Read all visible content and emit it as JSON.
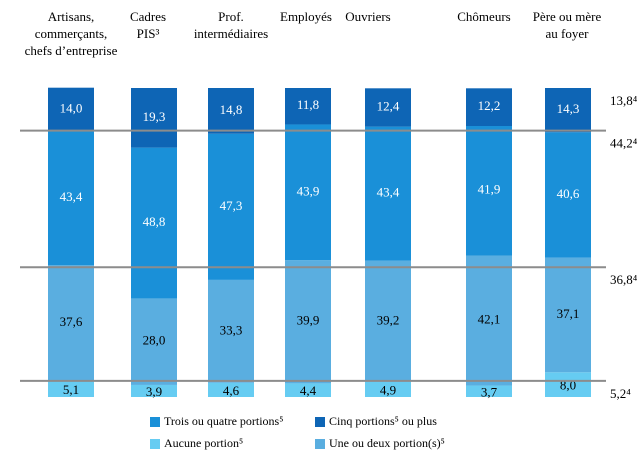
{
  "chart_data": {
    "type": "stacked-bar",
    "categories": [
      [
        "Artisans,",
        "commerçants,",
        "chefs d’entreprise"
      ],
      [
        "Cadres",
        "PIS³"
      ],
      [
        "Prof.",
        "intermédiaires"
      ],
      [
        "Employés"
      ],
      [
        "Ouvriers"
      ],
      [
        "Chômeurs"
      ],
      [
        "Père ou mère",
        "au foyer"
      ]
    ],
    "ylim": [
      0,
      100
    ],
    "series": [
      {
        "name": "Aucune portion⁵",
        "color": "#66ccf2",
        "label_color": "#000000",
        "values": [
          5.1,
          3.9,
          4.6,
          4.4,
          4.9,
          3.7,
          8.0
        ],
        "value_labels": [
          "5,1",
          "3,9",
          "4,6",
          "4,4",
          "4,9",
          "3,7",
          "8,0"
        ]
      },
      {
        "name": "Une ou deux portion(s)⁵",
        "color": "#5aaee0",
        "label_color": "#000000",
        "values": [
          37.6,
          28.0,
          33.3,
          39.9,
          39.2,
          42.1,
          37.1
        ],
        "value_labels": [
          "37,6",
          "28,0",
          "33,3",
          "39,9",
          "39,2",
          "42,1",
          "37,1"
        ]
      },
      {
        "name": "Trois ou quatre portions⁵",
        "color": "#1a90d8",
        "label_color": "#ffffff",
        "values": [
          43.4,
          48.8,
          47.3,
          43.9,
          43.4,
          41.9,
          40.6
        ],
        "value_labels": [
          "43,4",
          "48,8",
          "47,3",
          "43,9",
          "43,4",
          "41,9",
          "40,6"
        ]
      },
      {
        "name": "Cinq portions⁵ ou plus",
        "color": "#0e65b5",
        "label_color": "#ffffff",
        "values": [
          14.0,
          19.3,
          14.8,
          11.8,
          12.4,
          12.2,
          14.3
        ],
        "value_labels": [
          "14,0",
          "19,3",
          "14,8",
          "11,8",
          "12,4",
          "12,2",
          "14,3"
        ]
      }
    ],
    "reference": {
      "color": "#8c8c8c",
      "values": [
        5.2,
        36.8,
        44.2,
        13.8
      ],
      "value_labels": [
        "5,2⁴",
        "36,8⁴",
        "44,2⁴",
        "13,8⁴"
      ]
    }
  }
}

[Exercise details]
Pick out every line above that holds the word "name" and copy it.

[Result of this exercise]
        "name": "Aucune portion⁵",
        "name": "Une ou deux portion(s)⁵",
        "name": "Trois ou quatre portions⁵",
        "name": "Cinq portions⁵ ou plus",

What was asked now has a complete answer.